PROBLEM DETAILS: Reproduce each record below exactly as written.

═════ INFORMATION GIVEN

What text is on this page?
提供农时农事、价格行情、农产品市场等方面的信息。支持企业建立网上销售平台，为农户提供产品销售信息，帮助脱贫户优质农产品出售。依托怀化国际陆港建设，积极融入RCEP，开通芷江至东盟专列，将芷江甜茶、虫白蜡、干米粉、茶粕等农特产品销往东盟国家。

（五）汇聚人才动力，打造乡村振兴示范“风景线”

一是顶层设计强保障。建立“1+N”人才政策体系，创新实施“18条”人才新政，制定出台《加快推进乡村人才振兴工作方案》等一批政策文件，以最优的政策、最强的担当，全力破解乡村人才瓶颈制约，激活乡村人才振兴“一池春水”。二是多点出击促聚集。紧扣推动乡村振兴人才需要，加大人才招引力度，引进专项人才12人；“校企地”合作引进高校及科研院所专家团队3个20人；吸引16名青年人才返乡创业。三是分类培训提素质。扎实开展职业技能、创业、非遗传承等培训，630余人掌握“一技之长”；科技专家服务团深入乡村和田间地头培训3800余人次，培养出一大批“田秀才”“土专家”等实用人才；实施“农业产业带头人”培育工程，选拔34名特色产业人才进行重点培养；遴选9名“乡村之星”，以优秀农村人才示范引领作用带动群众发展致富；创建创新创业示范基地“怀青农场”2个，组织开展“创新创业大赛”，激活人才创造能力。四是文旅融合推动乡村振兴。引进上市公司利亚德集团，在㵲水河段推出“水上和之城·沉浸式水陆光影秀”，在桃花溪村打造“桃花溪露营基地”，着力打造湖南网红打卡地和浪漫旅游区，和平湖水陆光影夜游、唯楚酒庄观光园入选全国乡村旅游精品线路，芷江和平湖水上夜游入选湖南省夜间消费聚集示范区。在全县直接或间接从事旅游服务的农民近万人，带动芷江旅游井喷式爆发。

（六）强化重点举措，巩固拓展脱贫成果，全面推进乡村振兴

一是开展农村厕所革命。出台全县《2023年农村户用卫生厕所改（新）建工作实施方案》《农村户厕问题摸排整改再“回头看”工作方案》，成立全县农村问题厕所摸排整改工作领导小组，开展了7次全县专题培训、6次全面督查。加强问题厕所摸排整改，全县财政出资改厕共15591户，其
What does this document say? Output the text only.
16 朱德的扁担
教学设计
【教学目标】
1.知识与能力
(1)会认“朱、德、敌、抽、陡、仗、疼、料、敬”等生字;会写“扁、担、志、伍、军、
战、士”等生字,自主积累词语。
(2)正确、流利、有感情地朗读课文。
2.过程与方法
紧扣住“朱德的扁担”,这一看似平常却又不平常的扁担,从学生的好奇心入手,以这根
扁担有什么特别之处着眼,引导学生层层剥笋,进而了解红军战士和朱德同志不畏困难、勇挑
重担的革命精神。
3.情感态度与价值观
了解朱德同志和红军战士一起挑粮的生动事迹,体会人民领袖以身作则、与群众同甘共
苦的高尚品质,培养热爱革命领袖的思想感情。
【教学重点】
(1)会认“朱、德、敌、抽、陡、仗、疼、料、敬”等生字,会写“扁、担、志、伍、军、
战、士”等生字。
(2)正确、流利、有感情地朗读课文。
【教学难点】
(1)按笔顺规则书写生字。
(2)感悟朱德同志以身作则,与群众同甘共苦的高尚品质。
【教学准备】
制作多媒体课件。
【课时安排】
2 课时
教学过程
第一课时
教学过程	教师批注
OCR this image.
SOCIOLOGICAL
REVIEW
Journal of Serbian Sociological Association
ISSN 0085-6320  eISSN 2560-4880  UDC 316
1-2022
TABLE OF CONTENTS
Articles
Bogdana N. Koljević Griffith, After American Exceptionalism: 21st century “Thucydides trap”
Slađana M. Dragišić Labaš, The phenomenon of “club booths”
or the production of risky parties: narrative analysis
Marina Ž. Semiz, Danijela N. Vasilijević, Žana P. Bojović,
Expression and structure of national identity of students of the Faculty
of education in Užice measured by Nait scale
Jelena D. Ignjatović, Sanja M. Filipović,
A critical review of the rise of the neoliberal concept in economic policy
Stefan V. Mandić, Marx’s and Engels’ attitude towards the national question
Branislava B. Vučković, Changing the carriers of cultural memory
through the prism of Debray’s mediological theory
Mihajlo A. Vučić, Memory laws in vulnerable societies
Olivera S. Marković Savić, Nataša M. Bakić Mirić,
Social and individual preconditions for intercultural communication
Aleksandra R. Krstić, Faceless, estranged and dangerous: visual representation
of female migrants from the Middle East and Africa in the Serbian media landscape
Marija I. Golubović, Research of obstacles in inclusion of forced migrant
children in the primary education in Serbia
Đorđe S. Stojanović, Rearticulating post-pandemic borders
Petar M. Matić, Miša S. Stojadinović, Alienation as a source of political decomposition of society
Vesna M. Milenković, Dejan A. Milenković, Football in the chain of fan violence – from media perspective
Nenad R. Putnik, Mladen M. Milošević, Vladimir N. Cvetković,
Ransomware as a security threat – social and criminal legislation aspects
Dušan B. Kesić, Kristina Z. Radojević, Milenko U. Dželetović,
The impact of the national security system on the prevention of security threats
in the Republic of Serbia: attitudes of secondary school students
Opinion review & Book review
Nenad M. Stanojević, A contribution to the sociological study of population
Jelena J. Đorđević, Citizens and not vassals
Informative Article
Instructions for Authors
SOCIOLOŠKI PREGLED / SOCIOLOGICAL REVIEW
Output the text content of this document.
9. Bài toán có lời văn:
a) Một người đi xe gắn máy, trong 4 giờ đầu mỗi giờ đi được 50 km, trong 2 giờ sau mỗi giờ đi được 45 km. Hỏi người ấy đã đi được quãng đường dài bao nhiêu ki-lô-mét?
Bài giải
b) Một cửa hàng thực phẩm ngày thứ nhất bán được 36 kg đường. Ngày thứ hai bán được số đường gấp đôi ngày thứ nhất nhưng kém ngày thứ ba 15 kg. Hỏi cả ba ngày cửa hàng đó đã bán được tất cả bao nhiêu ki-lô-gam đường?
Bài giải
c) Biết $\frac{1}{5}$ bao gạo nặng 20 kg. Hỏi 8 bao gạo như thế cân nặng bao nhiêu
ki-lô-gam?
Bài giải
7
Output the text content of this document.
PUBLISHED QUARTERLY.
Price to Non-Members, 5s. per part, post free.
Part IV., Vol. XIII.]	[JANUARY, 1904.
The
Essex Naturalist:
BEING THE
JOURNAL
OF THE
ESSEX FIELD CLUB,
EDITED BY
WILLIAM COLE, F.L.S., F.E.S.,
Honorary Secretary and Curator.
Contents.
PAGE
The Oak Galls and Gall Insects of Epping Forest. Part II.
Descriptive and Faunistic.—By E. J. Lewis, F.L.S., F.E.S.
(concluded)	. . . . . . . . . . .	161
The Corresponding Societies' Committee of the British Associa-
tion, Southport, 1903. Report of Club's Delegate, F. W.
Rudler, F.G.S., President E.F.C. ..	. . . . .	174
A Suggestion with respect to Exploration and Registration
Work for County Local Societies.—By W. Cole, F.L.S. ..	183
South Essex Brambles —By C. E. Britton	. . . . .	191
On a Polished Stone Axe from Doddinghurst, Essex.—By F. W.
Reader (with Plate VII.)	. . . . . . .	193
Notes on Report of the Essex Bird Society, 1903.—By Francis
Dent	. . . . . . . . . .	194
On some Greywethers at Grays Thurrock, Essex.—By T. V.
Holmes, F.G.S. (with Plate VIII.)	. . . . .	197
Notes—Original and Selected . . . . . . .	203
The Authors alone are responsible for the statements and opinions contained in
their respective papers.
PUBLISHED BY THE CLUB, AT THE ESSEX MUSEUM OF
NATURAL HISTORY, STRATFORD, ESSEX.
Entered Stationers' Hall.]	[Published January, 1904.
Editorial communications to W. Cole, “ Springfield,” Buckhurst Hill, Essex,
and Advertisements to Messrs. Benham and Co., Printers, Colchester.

══════════

WORKED SOLUTION:
What text is on this page?
提供农时农事、价格行情、农产品市场等方面的信息。支持企业建立网上销售平台，为农户提供产品销售信息，帮助脱贫户优质农产品出售。依托怀化国际陆港建设，积极融入RCEP，开通芷江至东盟专列，将芷江甜茶、虫白蜡、干米粉、茶粕等农特产品销往东盟国家。

（五）汇聚人才动力，打造乡村振兴示范“风景线”

一是顶层设计强保障。建立“1+N”人才政策体系，创新实施“18条”人才新政，制定出台《加快推进乡村人才振兴工作方案》等一批政策文件，以最优的政策、最强的担当，全力破解乡村人才瓶颈制约，激活乡村人才振兴“一池春水”。二是多点出击促聚集。紧扣推动乡村振兴人才需要，加大人才招引力度，引进专项人才12人；“校企地”合作引进高校及科研院所专家团队3个20人；吸引16名青年人才返乡创业。三是分类培训提素质。扎实开展职业技能、创业、非遗传承等培训，630余人掌握“一技之长”；科技专家服务团深入乡村和田间地头培训3800余人次，培养出一大批“田秀才”“土专家”等实用人才；实施“农业产业带头人”培育工程，选拔34名特色产业人才进行重点培养；遴选9名“乡村之星”，以优秀农村人才示范引领作用带动群众发展致富；创建创新创业示范基地“怀青农场”2个，组织开展“创新创业大赛”，激活人才创造能力。四是文旅融合推动乡村振兴。引进上市公司利亚德集团，在㵲水河段推出“水上和之城·沉浸式水陆光影秀”，在桃花溪村打造“桃花溪露营基地”，着力打造湖南网红打卡地和浪漫旅游区，和平湖水陆光影夜游、唯楚酒庄观光园入选全国乡村旅游精品线路，芷江和平湖水上夜游入选湖南省夜间消费聚集示范区。在全县直接或间接从事旅游服务的农民近万人，带动芷江旅游井喷式爆发。

（六）强化重点举措，巩固拓展脱贫成果，全面推进乡村振兴

一是开展农村厕所革命。出台全县《2023年农村户用卫生厕所改（新）建工作实施方案》《农村户厕问题摸排整改再“回头看”工作方案》，成立全县农村问题厕所摸排整改工作领导小组，开展了7次全县专题培训、6次全面督查。加强问题厕所摸排整改，全县财政出资改厕共15591户，其
What does this document say? Output the text only.
16 朱德的扁担
教学设计
【教学目标】
1.知识与能力
(1)会认“朱、德、敌、抽、陡、仗、疼、料、敬”等生字;会写“扁、担、志、伍、军、
战、士”等生字,自主积累词语。
(2)正确、流利、有感情地朗读课文。
2.过程与方法
紧扣住“朱德的扁担”,这一看似平常却又不平常的扁担,从学生的好奇心入手,以这根
扁担有什么特别之处着眼,引导学生层层剥笋,进而了解红军战士和朱德同志不畏困难、勇挑
重担的革命精神。
3.情感态度与价值观
了解朱德同志和红军战士一起挑粮的生动事迹,体会人民领袖以身作则、与群众同甘共
苦的高尚品质,培养热爱革命领袖的思想感情。
【教学重点】
(1)会认“朱、德、敌、抽、陡、仗、疼、料、敬”等生字,会写“扁、担、志、伍、军、
战、士”等生字。
(2)正确、流利、有感情地朗读课文。
【教学难点】
(1)按笔顺规则书写生字。
(2)感悟朱德同志以身作则,与群众同甘共苦的高尚品质。
【教学准备】
制作多媒体课件。
【课时安排】
2 课时
教学过程
第一课时
教学过程	教师批注
OCR this image.
SOCIOLOGICAL
REVIEW
Journal of Serbian Sociological Association
ISSN 0085-6320  eISSN 2560-4880  UDC 316
1-2022
TABLE OF CONTENTS
Articles
Bogdana N. Koljević Griffith, After American Exceptionalism: 21st century “Thucydides trap”
Slađana M. Dragišić Labaš, The phenomenon of “club booths”
or the production of risky parties: narrative analysis
Marina Ž. Semiz, Danijela N. Vasilijević, Žana P. Bojović,
Expression and structure of national identity of students of the Faculty
of education in Užice measured by Nait scale
Jelena D. Ignjatović, Sanja M. Filipović,
A critical review of the rise of the neoliberal concept in economic policy
Stefan V. Mandić, Marx’s and Engels’ attitude towards the national question
Branislava B. Vučković, Changing the carriers of cultural memory
through the prism of Debray’s mediological theory
Mihajlo A. Vučić, Memory laws in vulnerable societies
Olivera S. Marković Savić, Nataša M. Bakić Mirić,
Social and individual preconditions for intercultural communication
Aleksandra R. Krstić, Faceless, estranged and dangerous: visual representation
of female migrants from the Middle East and Africa in the Serbian media landscape
Marija I. Golubović, Research of obstacles in inclusion of forced migrant
children in the primary education in Serbia
Đorđe S. Stojanović, Rearticulating post-pandemic borders
Petar M. Matić, Miša S. Stojadinović, Alienation as a source of political decomposition of society
Vesna M. Milenković, Dejan A. Milenković, Football in the chain of fan violence – from media perspective
Nenad R. Putnik, Mladen M. Milošević, Vladimir N. Cvetković,
Ransomware as a security threat – social and criminal legislation aspects
Dušan B. Kesić, Kristina Z. Radojević, Milenko U. Dželetović,
The impact of the national security system on the prevention of security threats
in the Republic of Serbia: attitudes of secondary school students
Opinion review & Book review
Nenad M. Stanojević, A contribution to the sociological study of population
Jelena J. Đorđević, Citizens and not vassals
Informative Article
Instructions for Authors
SOCIOLOŠKI PREGLED / SOCIOLOGICAL REVIEW
Output the text content of this document.
9. Bài toán có lời văn:
a) Một người đi xe gắn máy, trong 4 giờ đầu mỗi giờ đi được 50 km, trong 2 giờ sau mỗi giờ đi được 45 km. Hỏi người ấy đã đi được quãng đường dài bao nhiêu ki-lô-mét?
Bài giải
b) Một cửa hàng thực phẩm ngày thứ nhất bán được 36 kg đường. Ngày thứ hai bán được số đường gấp đôi ngày thứ nhất nhưng kém ngày thứ ba 15 kg. Hỏi cả ba ngày cửa hàng đó đã bán được tất cả bao nhiêu ki-lô-gam đường?
Bài giải
c) Biết $\frac{1}{5}$ bao gạo nặng 20 kg. Hỏi 8 bao gạo như thế cân nặng bao nhiêu
ki-lô-gam?
Bài giải
7
Output the text content of this document.
PUBLISHED QUARTERLY.
Price to Non-Members, 5s. per part, post free.
Part IV., Vol. XIII.]	[JANUARY, 1904.
The
Essex Naturalist:
BEING THE
JOURNAL
OF THE
ESSEX FIELD CLUB,
EDITED BY
WILLIAM COLE, F.L.S., F.E.S.,
Honorary Secretary and Curator.
Contents.
PAGE
The Oak Galls and Gall Insects of Epping Forest. Part II.
Descriptive and Faunistic.—By E. J. Lewis, F.L.S., F.E.S.
(concluded)	. . . . . . . . . . .	161
The Corresponding Societies' Committee of the British Associa-
tion, Southport, 1903. Report of Club's Delegate, F. W.
Rudler, F.G.S., President E.F.C. ..	. . . . .	174
A Suggestion with respect to Exploration and Registration
Work for County Local Societies.—By W. Cole, F.L.S. ..	183
South Essex Brambles —By C. E. Britton	. . . . .	191
On a Polished Stone Axe from Doddinghurst, Essex.—By F. W.
Reader (with Plate VII.)	. . . . . . .	193
Notes on Report of the Essex Bird Society, 1903.—By Francis
Dent	. . . . . . . . . .	194
On some Greywethers at Grays Thurrock, Essex.—By T. V.
Holmes, F.G.S. (with Plate VIII.)	. . . . .	197
Notes—Original and Selected . . . . . . .	203
The Authors alone are responsible for the statements and opinions contained in
their respective papers.
PUBLISHED BY THE CLUB, AT THE ESSEX MUSEUM OF
NATURAL HISTORY, STRATFORD, ESSEX.
Entered Stationers' Hall.]	[Published January, 1904.
Editorial communications to W. Cole, “ Springfield,” Buckhurst Hill, Essex,
and Advertisements to Messrs. Benham and Co., Printers, Colchester.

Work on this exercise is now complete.